**Task description**
Copy out every line of the data below verbatim, with no character changed, added, or omitted.

**Record excerpts**
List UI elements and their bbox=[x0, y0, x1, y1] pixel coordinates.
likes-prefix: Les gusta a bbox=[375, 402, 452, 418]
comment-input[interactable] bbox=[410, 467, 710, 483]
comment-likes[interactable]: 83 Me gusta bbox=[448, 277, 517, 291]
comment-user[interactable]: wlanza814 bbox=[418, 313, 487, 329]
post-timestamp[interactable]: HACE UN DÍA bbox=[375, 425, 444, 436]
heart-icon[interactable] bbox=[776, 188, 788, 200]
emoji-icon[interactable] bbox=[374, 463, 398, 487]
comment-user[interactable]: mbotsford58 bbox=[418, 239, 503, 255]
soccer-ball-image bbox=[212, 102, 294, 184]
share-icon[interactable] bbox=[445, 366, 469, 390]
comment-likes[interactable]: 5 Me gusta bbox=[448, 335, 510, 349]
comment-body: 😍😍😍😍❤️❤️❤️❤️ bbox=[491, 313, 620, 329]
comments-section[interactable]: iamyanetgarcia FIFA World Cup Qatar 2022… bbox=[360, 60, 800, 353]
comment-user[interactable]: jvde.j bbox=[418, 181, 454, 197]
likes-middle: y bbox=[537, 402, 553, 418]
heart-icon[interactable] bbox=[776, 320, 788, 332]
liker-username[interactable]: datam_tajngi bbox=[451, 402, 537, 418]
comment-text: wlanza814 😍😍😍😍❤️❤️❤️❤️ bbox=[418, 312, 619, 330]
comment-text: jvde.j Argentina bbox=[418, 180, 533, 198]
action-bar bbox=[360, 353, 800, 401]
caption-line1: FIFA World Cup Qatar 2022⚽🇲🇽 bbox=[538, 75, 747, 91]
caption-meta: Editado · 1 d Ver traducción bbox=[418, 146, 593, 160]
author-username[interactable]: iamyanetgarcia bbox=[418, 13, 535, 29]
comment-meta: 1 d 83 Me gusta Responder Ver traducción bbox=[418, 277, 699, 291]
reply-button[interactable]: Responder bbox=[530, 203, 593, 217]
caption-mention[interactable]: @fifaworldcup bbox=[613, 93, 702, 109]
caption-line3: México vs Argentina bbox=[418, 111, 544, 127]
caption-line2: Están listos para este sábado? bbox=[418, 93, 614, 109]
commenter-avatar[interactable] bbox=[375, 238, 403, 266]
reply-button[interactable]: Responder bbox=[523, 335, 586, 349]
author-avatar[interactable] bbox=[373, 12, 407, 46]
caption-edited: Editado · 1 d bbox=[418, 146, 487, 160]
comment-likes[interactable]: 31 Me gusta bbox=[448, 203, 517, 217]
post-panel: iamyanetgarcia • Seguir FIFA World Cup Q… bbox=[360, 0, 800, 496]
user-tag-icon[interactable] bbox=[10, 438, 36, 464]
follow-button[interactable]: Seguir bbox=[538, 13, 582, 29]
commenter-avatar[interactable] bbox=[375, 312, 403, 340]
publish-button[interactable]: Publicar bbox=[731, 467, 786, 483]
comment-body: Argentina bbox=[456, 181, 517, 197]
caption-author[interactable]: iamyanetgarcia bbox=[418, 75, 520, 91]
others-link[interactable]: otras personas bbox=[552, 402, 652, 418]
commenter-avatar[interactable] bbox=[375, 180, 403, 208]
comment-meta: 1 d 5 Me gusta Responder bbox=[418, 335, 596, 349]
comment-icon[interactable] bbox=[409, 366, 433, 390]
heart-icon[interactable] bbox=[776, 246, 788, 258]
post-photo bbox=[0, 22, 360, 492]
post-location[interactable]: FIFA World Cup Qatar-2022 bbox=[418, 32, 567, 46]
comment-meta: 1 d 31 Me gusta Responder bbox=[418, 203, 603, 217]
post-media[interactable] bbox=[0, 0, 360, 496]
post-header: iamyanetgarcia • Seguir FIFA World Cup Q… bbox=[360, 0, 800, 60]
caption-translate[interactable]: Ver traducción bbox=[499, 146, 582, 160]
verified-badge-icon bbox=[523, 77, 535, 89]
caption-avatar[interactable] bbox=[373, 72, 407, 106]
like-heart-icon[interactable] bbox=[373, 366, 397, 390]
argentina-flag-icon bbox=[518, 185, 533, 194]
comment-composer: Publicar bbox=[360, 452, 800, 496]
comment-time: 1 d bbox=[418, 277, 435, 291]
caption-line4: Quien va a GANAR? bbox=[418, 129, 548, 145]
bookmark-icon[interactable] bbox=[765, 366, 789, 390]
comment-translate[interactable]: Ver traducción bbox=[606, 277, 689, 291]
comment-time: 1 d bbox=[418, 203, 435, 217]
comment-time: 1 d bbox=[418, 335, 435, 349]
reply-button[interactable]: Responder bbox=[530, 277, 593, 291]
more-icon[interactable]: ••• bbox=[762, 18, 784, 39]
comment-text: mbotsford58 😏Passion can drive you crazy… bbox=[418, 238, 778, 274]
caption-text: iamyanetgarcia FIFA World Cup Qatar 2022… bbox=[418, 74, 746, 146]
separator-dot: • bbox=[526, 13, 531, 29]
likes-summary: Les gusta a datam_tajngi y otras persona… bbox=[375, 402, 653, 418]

**Reply to the exercise**
List UI elements and their bbox=[x0, y0, x1, y1] pixel coordinates.
likes-prefix: Les gusta a bbox=[375, 402, 452, 418]
comment-input[interactable] bbox=[410, 467, 710, 483]
comment-likes[interactable]: 83 Me gusta bbox=[448, 277, 517, 291]
comment-user[interactable]: wlanza814 bbox=[418, 313, 487, 329]
post-timestamp[interactable]: HACE UN DÍA bbox=[375, 425, 444, 436]
heart-icon[interactable] bbox=[776, 188, 788, 200]
emoji-icon[interactable] bbox=[374, 463, 398, 487]
comment-user[interactable]: mbotsford58 bbox=[418, 239, 503, 255]
soccer-ball-image bbox=[212, 102, 294, 184]
share-icon[interactable] bbox=[445, 366, 469, 390]
comment-likes[interactable]: 5 Me gusta bbox=[448, 335, 510, 349]
comment-body: 😍😍😍😍❤️❤️❤️❤️ bbox=[491, 313, 620, 329]
comments-section[interactable]: iamyanetgarcia FIFA World Cup Qatar 2022… bbox=[360, 60, 800, 353]
comment-user[interactable]: jvde.j bbox=[418, 181, 454, 197]
likes-middle: y bbox=[537, 402, 553, 418]
heart-icon[interactable] bbox=[776, 320, 788, 332]
liker-username[interactable]: datam_tajngi bbox=[451, 402, 537, 418]
comment-text: wlanza814 😍😍😍😍❤️❤️❤️❤️ bbox=[418, 312, 619, 330]
comment-text: jvde.j Argentina bbox=[418, 180, 533, 198]
action-bar bbox=[360, 353, 800, 401]
caption-line1: FIFA World Cup Qatar 2022⚽🇲🇽 bbox=[538, 75, 747, 91]
caption-meta: Editado · 1 d Ver traducción bbox=[418, 146, 593, 160]
author-username[interactable]: iamyanetgarcia bbox=[418, 13, 535, 29]
comment-meta: 1 d 83 Me gusta Responder Ver traducción bbox=[418, 277, 699, 291]
reply-button[interactable]: Responder bbox=[530, 203, 593, 217]
caption-mention[interactable]: @fifaworldcup bbox=[613, 93, 702, 109]
caption-line3: México vs Argentina bbox=[418, 111, 544, 127]
caption-line2: Están listos para este sábado? bbox=[418, 93, 614, 109]
commenter-avatar[interactable] bbox=[375, 238, 403, 266]
reply-button[interactable]: Responder bbox=[523, 335, 586, 349]
author-avatar[interactable] bbox=[373, 12, 407, 46]
caption-edited: Editado · 1 d bbox=[418, 146, 487, 160]
comment-likes[interactable]: 31 Me gusta bbox=[448, 203, 517, 217]
post-panel: iamyanetgarcia • Seguir FIFA World Cup Q… bbox=[360, 0, 800, 496]
user-tag-icon[interactable] bbox=[10, 438, 36, 464]
follow-button[interactable]: Seguir bbox=[538, 13, 582, 29]
commenter-avatar[interactable] bbox=[375, 312, 403, 340]
publish-button[interactable]: Publicar bbox=[731, 467, 786, 483]
comment-body: Argentina bbox=[456, 181, 517, 197]
caption-author[interactable]: iamyanetgarcia bbox=[418, 75, 520, 91]
others-link[interactable]: otras personas bbox=[552, 402, 652, 418]
commenter-avatar[interactable] bbox=[375, 180, 403, 208]
comment-meta: 1 d 5 Me gusta Responder bbox=[418, 335, 596, 349]
comment-icon[interactable] bbox=[409, 366, 433, 390]
heart-icon[interactable] bbox=[776, 246, 788, 258]
post-photo bbox=[0, 22, 360, 492]
post-location[interactable]: FIFA World Cup Qatar-2022 bbox=[418, 32, 567, 46]
comment-meta: 1 d 31 Me gusta Responder bbox=[418, 203, 603, 217]
post-media[interactable] bbox=[0, 0, 360, 496]
post-header: iamyanetgarcia • Seguir FIFA World Cup Q… bbox=[360, 0, 800, 60]
caption-translate[interactable]: Ver traducción bbox=[499, 146, 582, 160]
verified-badge-icon bbox=[523, 77, 535, 89]
caption-avatar[interactable] bbox=[373, 72, 407, 106]
like-heart-icon[interactable] bbox=[373, 366, 397, 390]
argentina-flag-icon bbox=[518, 185, 533, 194]
comment-composer: Publicar bbox=[360, 452, 800, 496]
comment-time: 1 d bbox=[418, 277, 435, 291]
caption-line4: Quien va a GANAR? bbox=[418, 129, 548, 145]
bookmark-icon[interactable] bbox=[765, 366, 789, 390]
comment-translate[interactable]: Ver traducción bbox=[606, 277, 689, 291]
comment-time: 1 d bbox=[418, 203, 435, 217]
comment-time: 1 d bbox=[418, 335, 435, 349]
reply-button[interactable]: Responder bbox=[530, 277, 593, 291]
more-icon[interactable]: ••• bbox=[762, 18, 784, 39]
comment-text: mbotsford58 😏Passion can drive you crazy… bbox=[418, 238, 778, 274]
caption-text: iamyanetgarcia FIFA World Cup Qatar 2022… bbox=[418, 74, 746, 146]
separator-dot: • bbox=[526, 13, 531, 29]
likes-summary: Les gusta a datam_tajngi y otras persona… bbox=[375, 402, 653, 418]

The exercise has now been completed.